═════ Data for processing

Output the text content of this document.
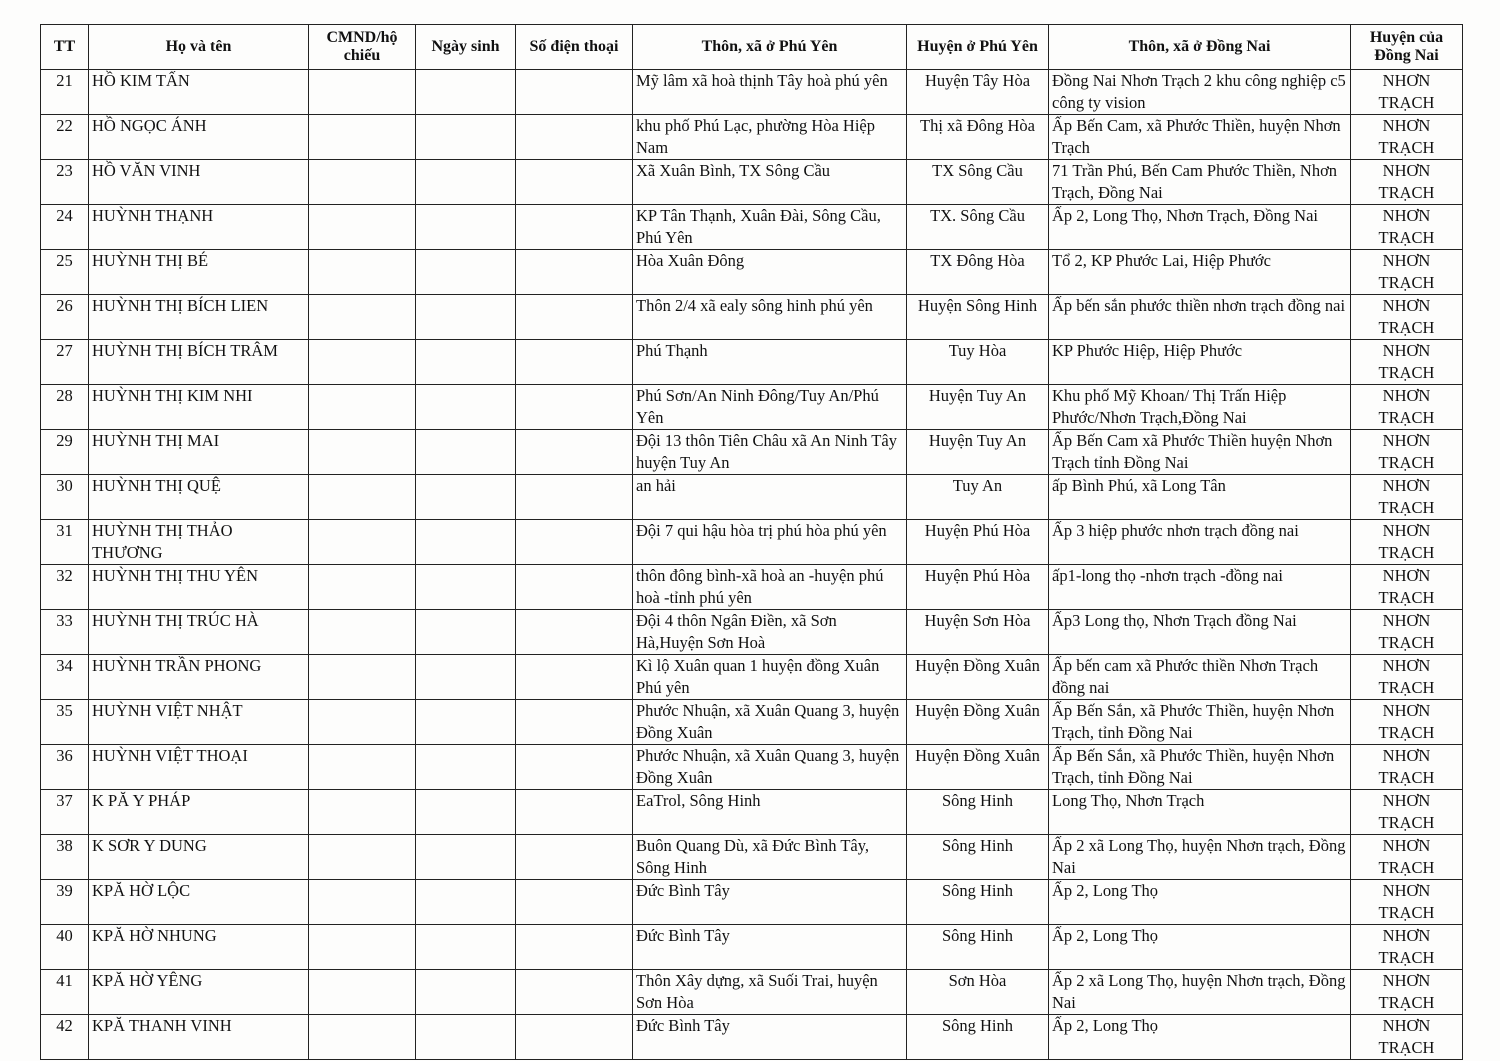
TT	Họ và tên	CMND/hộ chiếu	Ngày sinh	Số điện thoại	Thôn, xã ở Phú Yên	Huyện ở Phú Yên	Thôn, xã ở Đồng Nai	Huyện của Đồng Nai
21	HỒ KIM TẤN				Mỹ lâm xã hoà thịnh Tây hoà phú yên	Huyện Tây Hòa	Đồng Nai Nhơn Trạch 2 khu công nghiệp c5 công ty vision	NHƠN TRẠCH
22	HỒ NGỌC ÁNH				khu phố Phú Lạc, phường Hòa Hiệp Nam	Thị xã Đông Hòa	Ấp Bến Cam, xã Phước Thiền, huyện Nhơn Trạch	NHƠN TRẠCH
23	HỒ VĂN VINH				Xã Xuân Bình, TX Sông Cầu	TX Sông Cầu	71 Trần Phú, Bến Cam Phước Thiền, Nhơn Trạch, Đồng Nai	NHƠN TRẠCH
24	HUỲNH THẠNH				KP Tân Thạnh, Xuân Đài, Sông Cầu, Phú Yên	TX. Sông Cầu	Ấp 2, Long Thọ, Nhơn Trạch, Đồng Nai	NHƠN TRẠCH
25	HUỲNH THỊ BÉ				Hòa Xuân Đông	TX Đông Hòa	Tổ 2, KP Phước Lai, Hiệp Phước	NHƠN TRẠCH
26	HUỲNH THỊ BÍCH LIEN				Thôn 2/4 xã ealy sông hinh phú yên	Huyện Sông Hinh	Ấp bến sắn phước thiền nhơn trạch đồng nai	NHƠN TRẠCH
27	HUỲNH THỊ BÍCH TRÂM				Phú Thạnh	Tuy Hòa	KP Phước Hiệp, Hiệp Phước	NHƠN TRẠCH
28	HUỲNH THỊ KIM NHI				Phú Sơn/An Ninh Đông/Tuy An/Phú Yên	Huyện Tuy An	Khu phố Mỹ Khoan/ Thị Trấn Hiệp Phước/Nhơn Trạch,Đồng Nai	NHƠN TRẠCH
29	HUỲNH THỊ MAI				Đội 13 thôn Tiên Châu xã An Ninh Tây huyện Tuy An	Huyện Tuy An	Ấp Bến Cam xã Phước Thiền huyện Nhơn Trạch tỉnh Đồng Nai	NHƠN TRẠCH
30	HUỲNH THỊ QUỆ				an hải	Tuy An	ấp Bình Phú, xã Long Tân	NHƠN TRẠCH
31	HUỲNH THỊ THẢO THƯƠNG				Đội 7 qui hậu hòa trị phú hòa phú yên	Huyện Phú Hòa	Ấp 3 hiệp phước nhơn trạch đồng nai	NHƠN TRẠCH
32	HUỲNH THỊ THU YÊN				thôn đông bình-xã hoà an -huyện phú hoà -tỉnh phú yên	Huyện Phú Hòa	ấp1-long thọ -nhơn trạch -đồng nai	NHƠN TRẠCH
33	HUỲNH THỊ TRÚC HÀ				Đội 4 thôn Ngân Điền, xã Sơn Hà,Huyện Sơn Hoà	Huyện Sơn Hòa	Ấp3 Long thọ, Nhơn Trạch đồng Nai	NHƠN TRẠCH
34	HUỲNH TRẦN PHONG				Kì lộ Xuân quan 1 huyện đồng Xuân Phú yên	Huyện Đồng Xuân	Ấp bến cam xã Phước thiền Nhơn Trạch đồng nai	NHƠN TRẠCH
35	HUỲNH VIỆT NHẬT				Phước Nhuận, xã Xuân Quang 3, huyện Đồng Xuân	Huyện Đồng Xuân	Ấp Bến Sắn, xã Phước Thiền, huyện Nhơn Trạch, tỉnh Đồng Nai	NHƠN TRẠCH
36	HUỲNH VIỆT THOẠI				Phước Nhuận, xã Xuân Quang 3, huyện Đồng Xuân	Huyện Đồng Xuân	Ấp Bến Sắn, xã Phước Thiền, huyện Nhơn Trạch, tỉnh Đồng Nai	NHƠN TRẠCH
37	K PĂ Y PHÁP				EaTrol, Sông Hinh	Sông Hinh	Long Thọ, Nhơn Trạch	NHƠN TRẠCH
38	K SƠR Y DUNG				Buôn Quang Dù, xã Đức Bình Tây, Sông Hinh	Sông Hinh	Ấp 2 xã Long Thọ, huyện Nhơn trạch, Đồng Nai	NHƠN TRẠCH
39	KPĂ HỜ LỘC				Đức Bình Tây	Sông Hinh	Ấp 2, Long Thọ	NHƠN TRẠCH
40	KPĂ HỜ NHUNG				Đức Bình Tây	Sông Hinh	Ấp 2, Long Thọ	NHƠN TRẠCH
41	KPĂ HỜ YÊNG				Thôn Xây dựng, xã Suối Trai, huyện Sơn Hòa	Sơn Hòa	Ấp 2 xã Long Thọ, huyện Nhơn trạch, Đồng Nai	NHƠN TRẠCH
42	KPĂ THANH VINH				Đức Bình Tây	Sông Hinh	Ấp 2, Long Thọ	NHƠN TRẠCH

══════════
═════ Data for processing

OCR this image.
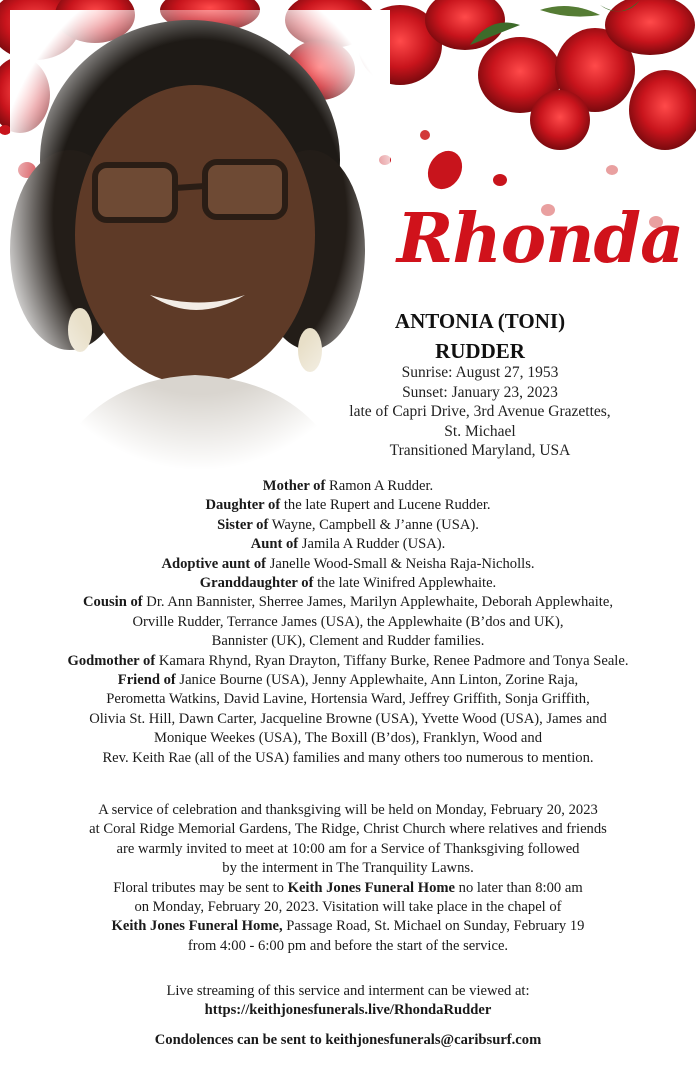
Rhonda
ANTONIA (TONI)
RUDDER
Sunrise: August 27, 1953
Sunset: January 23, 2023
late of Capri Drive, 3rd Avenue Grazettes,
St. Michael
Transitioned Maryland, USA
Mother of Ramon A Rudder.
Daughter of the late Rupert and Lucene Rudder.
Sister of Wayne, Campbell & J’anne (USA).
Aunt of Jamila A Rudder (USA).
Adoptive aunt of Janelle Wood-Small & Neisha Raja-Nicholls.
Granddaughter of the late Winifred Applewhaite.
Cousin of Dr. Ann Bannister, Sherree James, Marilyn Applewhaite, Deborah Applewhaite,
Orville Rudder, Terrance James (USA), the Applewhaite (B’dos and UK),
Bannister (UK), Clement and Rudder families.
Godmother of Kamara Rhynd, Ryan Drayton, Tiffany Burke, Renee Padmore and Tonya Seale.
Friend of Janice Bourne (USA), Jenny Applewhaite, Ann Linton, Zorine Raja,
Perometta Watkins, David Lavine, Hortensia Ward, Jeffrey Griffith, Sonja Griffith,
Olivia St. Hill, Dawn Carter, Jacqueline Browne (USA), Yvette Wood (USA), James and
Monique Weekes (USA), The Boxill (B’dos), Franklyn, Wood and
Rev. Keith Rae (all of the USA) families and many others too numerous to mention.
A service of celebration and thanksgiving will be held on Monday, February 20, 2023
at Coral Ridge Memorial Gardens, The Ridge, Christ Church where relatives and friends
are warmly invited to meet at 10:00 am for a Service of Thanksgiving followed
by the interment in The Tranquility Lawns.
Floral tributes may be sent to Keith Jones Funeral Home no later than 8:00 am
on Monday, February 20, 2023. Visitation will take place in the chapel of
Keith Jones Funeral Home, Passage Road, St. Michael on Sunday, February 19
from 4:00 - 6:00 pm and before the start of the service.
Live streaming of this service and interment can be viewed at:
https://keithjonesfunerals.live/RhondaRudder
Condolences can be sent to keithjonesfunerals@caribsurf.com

══════════

Your instructions:
List all lines above in which the string "this" appears.

Reply:
Output the text content of this document.
OCR this image.
Live streaming of this service and interment can be viewed at:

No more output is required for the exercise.